*YOUR TASK*. Copy all entries without alteration and skip the pictures they hold.

*ROWS*.
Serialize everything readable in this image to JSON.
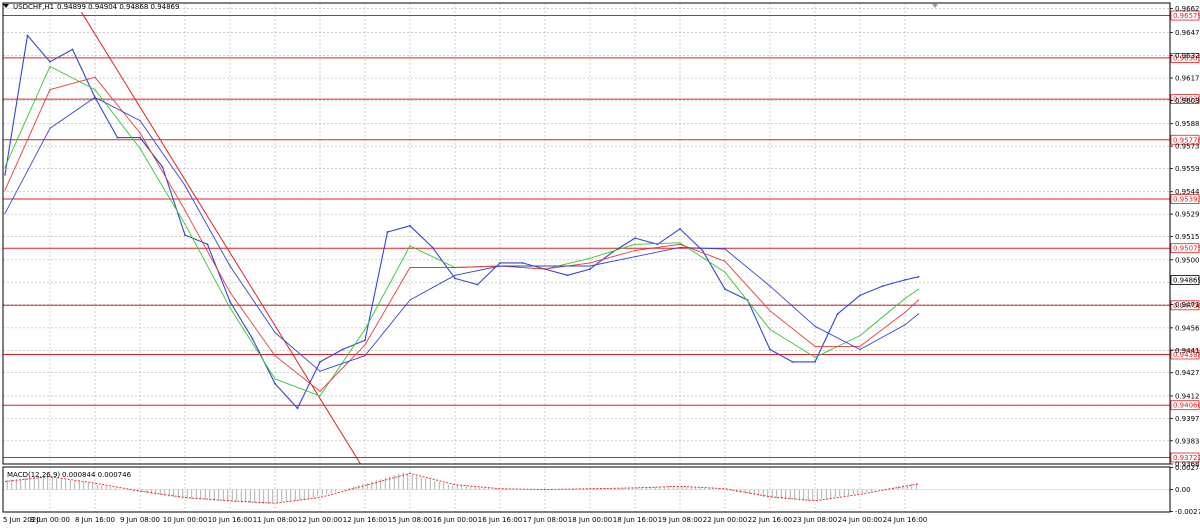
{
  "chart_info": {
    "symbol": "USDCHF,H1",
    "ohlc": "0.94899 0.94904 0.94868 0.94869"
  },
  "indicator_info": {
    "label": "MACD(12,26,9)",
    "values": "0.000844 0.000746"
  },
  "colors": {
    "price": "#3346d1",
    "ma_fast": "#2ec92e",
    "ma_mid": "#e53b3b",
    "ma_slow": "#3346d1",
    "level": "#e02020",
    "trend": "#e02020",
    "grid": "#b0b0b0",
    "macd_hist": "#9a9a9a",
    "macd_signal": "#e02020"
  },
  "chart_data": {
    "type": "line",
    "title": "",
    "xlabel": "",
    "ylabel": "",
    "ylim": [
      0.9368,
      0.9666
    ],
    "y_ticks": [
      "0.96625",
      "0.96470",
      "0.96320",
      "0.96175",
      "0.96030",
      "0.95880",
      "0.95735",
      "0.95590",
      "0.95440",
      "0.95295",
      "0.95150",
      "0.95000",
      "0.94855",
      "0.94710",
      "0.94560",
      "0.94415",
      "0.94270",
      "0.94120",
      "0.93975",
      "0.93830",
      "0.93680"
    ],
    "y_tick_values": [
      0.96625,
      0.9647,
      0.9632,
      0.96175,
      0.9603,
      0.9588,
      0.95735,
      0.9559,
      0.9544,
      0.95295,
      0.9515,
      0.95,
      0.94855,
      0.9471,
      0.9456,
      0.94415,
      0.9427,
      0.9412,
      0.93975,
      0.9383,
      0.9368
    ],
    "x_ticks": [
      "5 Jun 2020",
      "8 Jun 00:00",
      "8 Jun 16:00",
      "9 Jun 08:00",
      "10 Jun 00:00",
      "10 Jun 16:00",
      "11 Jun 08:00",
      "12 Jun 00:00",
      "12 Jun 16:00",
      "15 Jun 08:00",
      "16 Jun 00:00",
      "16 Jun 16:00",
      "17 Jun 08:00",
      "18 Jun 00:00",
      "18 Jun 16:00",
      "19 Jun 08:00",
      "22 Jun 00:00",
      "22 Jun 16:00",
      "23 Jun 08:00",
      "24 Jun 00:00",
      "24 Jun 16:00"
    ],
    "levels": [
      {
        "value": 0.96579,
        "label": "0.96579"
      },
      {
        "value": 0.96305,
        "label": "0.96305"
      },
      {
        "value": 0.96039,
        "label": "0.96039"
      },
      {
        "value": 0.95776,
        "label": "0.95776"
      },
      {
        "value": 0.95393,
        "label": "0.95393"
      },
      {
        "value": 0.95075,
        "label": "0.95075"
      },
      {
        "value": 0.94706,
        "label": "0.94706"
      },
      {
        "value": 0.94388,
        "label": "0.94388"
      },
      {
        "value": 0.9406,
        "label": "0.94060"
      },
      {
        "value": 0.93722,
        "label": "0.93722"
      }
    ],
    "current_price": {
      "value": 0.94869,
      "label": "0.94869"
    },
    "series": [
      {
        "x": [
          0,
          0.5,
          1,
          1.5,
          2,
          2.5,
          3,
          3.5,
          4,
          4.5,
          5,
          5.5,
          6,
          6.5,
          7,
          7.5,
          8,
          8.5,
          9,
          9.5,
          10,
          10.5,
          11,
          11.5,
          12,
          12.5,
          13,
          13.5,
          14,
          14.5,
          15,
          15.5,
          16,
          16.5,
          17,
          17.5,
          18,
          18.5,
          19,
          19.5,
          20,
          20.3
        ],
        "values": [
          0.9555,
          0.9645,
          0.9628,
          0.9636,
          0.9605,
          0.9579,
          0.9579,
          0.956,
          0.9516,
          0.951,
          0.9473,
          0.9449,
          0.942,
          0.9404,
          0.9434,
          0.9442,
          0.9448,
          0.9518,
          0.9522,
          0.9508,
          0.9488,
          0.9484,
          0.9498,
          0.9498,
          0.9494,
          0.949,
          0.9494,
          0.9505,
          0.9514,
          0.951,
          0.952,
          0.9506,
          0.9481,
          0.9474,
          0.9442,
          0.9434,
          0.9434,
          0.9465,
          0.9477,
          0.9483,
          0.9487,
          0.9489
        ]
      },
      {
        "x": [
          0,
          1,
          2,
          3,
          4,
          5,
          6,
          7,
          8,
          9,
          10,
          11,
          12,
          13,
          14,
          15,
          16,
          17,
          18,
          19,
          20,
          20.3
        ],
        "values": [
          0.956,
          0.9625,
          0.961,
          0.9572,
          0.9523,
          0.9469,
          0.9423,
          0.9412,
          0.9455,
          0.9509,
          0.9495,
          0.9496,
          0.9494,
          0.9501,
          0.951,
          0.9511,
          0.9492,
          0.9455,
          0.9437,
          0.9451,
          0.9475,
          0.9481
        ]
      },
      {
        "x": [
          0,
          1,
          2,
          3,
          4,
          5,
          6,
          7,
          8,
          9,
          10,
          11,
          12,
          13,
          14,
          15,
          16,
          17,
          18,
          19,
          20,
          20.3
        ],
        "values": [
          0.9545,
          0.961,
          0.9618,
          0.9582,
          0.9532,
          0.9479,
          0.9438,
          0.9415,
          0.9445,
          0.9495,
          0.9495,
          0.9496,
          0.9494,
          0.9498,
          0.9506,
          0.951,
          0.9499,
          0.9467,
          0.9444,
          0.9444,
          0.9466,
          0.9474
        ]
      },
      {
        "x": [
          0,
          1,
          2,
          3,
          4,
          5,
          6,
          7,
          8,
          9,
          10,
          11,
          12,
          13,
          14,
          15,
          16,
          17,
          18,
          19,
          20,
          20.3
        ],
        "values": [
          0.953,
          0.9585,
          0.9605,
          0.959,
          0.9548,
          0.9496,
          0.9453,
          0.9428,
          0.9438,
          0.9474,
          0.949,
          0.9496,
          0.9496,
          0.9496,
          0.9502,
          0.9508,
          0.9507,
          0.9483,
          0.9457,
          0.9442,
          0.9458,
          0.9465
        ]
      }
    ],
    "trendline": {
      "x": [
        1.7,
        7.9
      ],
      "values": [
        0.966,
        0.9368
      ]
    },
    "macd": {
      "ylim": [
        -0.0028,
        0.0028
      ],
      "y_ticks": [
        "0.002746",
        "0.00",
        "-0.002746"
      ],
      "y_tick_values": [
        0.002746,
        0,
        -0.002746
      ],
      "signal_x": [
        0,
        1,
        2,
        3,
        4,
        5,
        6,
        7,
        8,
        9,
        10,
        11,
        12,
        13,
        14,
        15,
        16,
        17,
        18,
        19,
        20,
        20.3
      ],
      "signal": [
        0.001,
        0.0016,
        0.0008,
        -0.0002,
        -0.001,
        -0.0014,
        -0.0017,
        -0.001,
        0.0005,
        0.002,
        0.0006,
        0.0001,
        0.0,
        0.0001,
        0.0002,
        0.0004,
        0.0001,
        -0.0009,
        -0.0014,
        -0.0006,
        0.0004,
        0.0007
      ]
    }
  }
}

*THE SOLUTION*.
Serialize everything readable in this image to JSON.
{
  "chart_info": {
    "symbol": "USDCHF,H1",
    "ohlc": "0.94899 0.94904 0.94868 0.94869"
  },
  "indicator_info": {
    "label": "MACD(12,26,9)",
    "values": "0.000844 0.000746"
  },
  "colors": {
    "price": "#3346d1",
    "ma_fast": "#2ec92e",
    "ma_mid": "#e53b3b",
    "ma_slow": "#3346d1",
    "level": "#e02020",
    "trend": "#e02020",
    "grid": "#b0b0b0",
    "macd_hist": "#9a9a9a",
    "macd_signal": "#e02020"
  },
  "chart_data": {
    "type": "line",
    "title": "",
    "xlabel": "",
    "ylabel": "",
    "ylim": [
      0.9368,
      0.9666
    ],
    "y_ticks": [
      "0.96625",
      "0.96470",
      "0.96320",
      "0.96175",
      "0.96030",
      "0.95880",
      "0.95735",
      "0.95590",
      "0.95440",
      "0.95295",
      "0.95150",
      "0.95000",
      "0.94855",
      "0.94710",
      "0.94560",
      "0.94415",
      "0.94270",
      "0.94120",
      "0.93975",
      "0.93830",
      "0.93680"
    ],
    "y_tick_values": [
      0.96625,
      0.9647,
      0.9632,
      0.96175,
      0.9603,
      0.9588,
      0.95735,
      0.9559,
      0.9544,
      0.95295,
      0.9515,
      0.95,
      0.94855,
      0.9471,
      0.9456,
      0.94415,
      0.9427,
      0.9412,
      0.93975,
      0.9383,
      0.9368
    ],
    "x_ticks": [
      "5 Jun 2020",
      "8 Jun 00:00",
      "8 Jun 16:00",
      "9 Jun 08:00",
      "10 Jun 00:00",
      "10 Jun 16:00",
      "11 Jun 08:00",
      "12 Jun 00:00",
      "12 Jun 16:00",
      "15 Jun 08:00",
      "16 Jun 00:00",
      "16 Jun 16:00",
      "17 Jun 08:00",
      "18 Jun 00:00",
      "18 Jun 16:00",
      "19 Jun 08:00",
      "22 Jun 00:00",
      "22 Jun 16:00",
      "23 Jun 08:00",
      "24 Jun 00:00",
      "24 Jun 16:00"
    ],
    "levels": [
      {
        "value": 0.96579,
        "label": "0.96579"
      },
      {
        "value": 0.96305,
        "label": "0.96305"
      },
      {
        "value": 0.96039,
        "label": "0.96039"
      },
      {
        "value": 0.95776,
        "label": "0.95776"
      },
      {
        "value": 0.95393,
        "label": "0.95393"
      },
      {
        "value": 0.95075,
        "label": "0.95075"
      },
      {
        "value": 0.94706,
        "label": "0.94706"
      },
      {
        "value": 0.94388,
        "label": "0.94388"
      },
      {
        "value": 0.9406,
        "label": "0.94060"
      },
      {
        "value": 0.93722,
        "label": "0.93722"
      }
    ],
    "current_price": {
      "value": 0.94869,
      "label": "0.94869"
    },
    "series": [
      {
        "x": [
          0,
          0.5,
          1,
          1.5,
          2,
          2.5,
          3,
          3.5,
          4,
          4.5,
          5,
          5.5,
          6,
          6.5,
          7,
          7.5,
          8,
          8.5,
          9,
          9.5,
          10,
          10.5,
          11,
          11.5,
          12,
          12.5,
          13,
          13.5,
          14,
          14.5,
          15,
          15.5,
          16,
          16.5,
          17,
          17.5,
          18,
          18.5,
          19,
          19.5,
          20,
          20.3
        ],
        "values": [
          0.9555,
          0.9645,
          0.9628,
          0.9636,
          0.9605,
          0.9579,
          0.9579,
          0.956,
          0.9516,
          0.951,
          0.9473,
          0.9449,
          0.942,
          0.9404,
          0.9434,
          0.9442,
          0.9448,
          0.9518,
          0.9522,
          0.9508,
          0.9488,
          0.9484,
          0.9498,
          0.9498,
          0.9494,
          0.949,
          0.9494,
          0.9505,
          0.9514,
          0.951,
          0.952,
          0.9506,
          0.9481,
          0.9474,
          0.9442,
          0.9434,
          0.9434,
          0.9465,
          0.9477,
          0.9483,
          0.9487,
          0.9489
        ]
      },
      {
        "x": [
          0,
          1,
          2,
          3,
          4,
          5,
          6,
          7,
          8,
          9,
          10,
          11,
          12,
          13,
          14,
          15,
          16,
          17,
          18,
          19,
          20,
          20.3
        ],
        "values": [
          0.956,
          0.9625,
          0.961,
          0.9572,
          0.9523,
          0.9469,
          0.9423,
          0.9412,
          0.9455,
          0.9509,
          0.9495,
          0.9496,
          0.9494,
          0.9501,
          0.951,
          0.9511,
          0.9492,
          0.9455,
          0.9437,
          0.9451,
          0.9475,
          0.9481
        ]
      },
      {
        "x": [
          0,
          1,
          2,
          3,
          4,
          5,
          6,
          7,
          8,
          9,
          10,
          11,
          12,
          13,
          14,
          15,
          16,
          17,
          18,
          19,
          20,
          20.3
        ],
        "values": [
          0.9545,
          0.961,
          0.9618,
          0.9582,
          0.9532,
          0.9479,
          0.9438,
          0.9415,
          0.9445,
          0.9495,
          0.9495,
          0.9496,
          0.9494,
          0.9498,
          0.9506,
          0.951,
          0.9499,
          0.9467,
          0.9444,
          0.9444,
          0.9466,
          0.9474
        ]
      },
      {
        "x": [
          0,
          1,
          2,
          3,
          4,
          5,
          6,
          7,
          8,
          9,
          10,
          11,
          12,
          13,
          14,
          15,
          16,
          17,
          18,
          19,
          20,
          20.3
        ],
        "values": [
          0.953,
          0.9585,
          0.9605,
          0.959,
          0.9548,
          0.9496,
          0.9453,
          0.9428,
          0.9438,
          0.9474,
          0.949,
          0.9496,
          0.9496,
          0.9496,
          0.9502,
          0.9508,
          0.9507,
          0.9483,
          0.9457,
          0.9442,
          0.9458,
          0.9465
        ]
      }
    ],
    "trendline": {
      "x": [
        1.7,
        7.9
      ],
      "values": [
        0.966,
        0.9368
      ]
    },
    "macd": {
      "ylim": [
        -0.0028,
        0.0028
      ],
      "y_ticks": [
        "0.002746",
        "0.00",
        "-0.002746"
      ],
      "y_tick_values": [
        0.002746,
        0,
        -0.002746
      ],
      "signal_x": [
        0,
        1,
        2,
        3,
        4,
        5,
        6,
        7,
        8,
        9,
        10,
        11,
        12,
        13,
        14,
        15,
        16,
        17,
        18,
        19,
        20,
        20.3
      ],
      "signal": [
        0.001,
        0.0016,
        0.0008,
        -0.0002,
        -0.001,
        -0.0014,
        -0.0017,
        -0.001,
        0.0005,
        0.002,
        0.0006,
        0.0001,
        0.0,
        0.0001,
        0.0002,
        0.0004,
        0.0001,
        -0.0009,
        -0.0014,
        -0.0006,
        0.0004,
        0.0007
      ]
    }
  }
}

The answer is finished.